Task goal.
For each statement below, answer yes or no on whether the Richmond National Battlefield Park text agrees with it, and quote the words from the text that decide it. 1. The park commemorates 13 Civil War sites around Richmond. 2. Virginia voted to secede from the United States in April 1861. 3. The park covers more than 5000 acres.

Group of historical battlefields in Virginia, US

The Richmond National Battlefield Park commemorates 13 American Civil War sites around Richmond, Virginia, which served as the capital of the Confederate States of America for most of the war. The park connects certain features within the city with defensive fortifications and battle sites around it.

==Richmond in the American Civil War==

Virginia voted to secede from the United States in May 1861, and became part of the Confederacy. As a major manufacturing centre, Richmond was soon chosen to be the Confederate capital. The environs of the city would witness much combat over the next four years.

Richmond National Battlefield Park occupies almost 3000 acres in the coastal plain of Virginia, bounded by the James and Chickahominy River watersheds, much of it preserved as it would have looked in the Civil War, with scenic meadows and old-growth forest enabling abundant wildlife.

Extracted data.
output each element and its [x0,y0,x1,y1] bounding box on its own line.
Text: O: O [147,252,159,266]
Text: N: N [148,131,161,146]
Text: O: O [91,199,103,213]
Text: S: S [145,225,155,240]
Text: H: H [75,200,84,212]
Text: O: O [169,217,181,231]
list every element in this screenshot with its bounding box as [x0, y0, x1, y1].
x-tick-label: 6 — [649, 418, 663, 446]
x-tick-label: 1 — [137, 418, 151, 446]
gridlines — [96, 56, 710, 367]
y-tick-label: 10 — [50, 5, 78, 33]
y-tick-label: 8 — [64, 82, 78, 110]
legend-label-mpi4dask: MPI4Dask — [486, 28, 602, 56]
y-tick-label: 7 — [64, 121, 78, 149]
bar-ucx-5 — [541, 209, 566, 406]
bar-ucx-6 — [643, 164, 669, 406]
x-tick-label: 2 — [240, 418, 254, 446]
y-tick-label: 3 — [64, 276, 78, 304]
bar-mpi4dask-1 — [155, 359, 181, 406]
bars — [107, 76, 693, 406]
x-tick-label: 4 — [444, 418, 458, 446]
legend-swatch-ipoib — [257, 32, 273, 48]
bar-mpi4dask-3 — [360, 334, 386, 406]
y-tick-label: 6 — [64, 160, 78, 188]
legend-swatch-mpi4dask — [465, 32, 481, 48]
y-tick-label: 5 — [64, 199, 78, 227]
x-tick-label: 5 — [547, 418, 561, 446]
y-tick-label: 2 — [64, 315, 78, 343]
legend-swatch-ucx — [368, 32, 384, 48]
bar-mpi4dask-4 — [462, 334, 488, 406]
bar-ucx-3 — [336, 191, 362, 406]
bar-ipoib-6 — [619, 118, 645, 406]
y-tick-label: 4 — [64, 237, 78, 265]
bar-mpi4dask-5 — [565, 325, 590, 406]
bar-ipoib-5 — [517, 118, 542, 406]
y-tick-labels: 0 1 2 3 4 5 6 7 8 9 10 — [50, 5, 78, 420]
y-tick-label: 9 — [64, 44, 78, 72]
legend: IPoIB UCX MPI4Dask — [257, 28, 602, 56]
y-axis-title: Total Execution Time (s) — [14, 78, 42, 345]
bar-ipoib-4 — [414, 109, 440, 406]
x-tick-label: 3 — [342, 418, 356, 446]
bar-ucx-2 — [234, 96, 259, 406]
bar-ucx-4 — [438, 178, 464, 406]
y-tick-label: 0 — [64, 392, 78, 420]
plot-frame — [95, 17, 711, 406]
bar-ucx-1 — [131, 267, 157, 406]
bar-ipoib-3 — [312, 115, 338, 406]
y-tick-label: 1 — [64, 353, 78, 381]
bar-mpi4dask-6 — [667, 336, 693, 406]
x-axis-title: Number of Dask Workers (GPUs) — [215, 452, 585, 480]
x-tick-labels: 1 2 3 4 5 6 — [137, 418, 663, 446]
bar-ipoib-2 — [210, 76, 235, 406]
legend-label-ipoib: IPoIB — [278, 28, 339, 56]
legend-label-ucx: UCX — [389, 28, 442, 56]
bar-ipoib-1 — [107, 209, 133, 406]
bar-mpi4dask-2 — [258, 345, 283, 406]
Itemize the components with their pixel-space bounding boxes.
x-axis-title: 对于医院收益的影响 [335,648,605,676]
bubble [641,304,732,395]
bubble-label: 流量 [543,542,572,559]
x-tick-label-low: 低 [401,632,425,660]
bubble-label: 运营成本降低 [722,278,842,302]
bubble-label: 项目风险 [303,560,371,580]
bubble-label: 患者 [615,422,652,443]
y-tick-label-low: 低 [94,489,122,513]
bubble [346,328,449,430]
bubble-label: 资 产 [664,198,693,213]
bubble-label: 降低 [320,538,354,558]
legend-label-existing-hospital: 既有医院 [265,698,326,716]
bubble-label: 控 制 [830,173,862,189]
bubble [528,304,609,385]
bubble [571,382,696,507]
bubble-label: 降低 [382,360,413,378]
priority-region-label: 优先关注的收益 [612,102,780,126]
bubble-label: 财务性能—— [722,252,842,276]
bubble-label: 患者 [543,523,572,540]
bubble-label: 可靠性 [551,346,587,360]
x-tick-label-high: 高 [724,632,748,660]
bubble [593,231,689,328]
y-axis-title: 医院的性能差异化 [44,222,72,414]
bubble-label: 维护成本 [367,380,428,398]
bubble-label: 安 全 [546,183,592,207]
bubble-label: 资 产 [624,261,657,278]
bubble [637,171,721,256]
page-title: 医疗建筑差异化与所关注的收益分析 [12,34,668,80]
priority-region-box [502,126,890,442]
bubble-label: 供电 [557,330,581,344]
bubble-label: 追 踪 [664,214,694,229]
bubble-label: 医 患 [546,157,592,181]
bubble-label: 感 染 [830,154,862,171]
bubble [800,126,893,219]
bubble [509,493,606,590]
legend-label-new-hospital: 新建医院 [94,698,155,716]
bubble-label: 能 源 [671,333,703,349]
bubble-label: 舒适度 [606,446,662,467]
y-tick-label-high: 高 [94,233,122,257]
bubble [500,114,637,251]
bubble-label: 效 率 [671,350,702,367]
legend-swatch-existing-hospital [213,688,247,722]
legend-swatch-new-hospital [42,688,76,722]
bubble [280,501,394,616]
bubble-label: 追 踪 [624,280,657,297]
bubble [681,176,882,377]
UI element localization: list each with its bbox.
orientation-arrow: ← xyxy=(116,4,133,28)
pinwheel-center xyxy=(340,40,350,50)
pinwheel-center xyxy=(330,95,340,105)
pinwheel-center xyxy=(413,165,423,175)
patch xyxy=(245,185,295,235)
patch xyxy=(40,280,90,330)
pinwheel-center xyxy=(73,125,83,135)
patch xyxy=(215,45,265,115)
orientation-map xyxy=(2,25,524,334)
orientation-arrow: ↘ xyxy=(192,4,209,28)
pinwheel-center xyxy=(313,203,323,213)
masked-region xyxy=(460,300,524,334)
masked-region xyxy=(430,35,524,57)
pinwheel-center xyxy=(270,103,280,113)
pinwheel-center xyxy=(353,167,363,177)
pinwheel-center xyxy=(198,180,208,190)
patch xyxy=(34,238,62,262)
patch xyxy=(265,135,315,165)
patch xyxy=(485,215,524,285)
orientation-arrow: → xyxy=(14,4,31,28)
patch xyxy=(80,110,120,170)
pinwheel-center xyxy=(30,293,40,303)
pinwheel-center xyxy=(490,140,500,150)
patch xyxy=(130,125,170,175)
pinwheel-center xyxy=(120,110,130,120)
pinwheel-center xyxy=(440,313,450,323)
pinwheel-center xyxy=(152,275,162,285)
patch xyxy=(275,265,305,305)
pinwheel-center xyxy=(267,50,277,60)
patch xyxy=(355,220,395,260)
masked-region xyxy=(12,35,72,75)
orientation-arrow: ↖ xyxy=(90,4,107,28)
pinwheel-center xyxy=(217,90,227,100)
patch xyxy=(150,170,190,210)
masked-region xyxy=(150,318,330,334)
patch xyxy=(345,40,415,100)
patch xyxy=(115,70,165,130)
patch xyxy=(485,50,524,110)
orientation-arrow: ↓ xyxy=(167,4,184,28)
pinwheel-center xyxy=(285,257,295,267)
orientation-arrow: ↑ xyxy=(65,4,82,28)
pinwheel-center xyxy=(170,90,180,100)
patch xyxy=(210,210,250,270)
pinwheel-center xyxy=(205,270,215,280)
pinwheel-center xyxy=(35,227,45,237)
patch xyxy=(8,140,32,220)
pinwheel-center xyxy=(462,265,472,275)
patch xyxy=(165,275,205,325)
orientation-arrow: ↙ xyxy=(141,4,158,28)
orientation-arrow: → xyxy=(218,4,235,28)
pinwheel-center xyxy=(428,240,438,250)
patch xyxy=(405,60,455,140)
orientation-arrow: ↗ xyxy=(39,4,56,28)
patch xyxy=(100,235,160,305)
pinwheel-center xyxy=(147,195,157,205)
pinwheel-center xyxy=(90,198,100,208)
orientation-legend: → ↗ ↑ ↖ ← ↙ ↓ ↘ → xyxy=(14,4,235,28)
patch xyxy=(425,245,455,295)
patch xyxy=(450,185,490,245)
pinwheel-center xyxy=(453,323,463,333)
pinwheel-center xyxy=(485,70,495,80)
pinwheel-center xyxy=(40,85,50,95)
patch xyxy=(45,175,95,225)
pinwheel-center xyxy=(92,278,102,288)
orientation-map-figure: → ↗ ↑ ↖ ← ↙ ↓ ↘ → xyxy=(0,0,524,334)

Worked solution.
1. Yes: "commemorates 13 American Civil War sites around Richmond, Virginia"
2. No: "Virginia voted to secede from the United States in May 1861"
3. No: "occupies almost 3000 acres"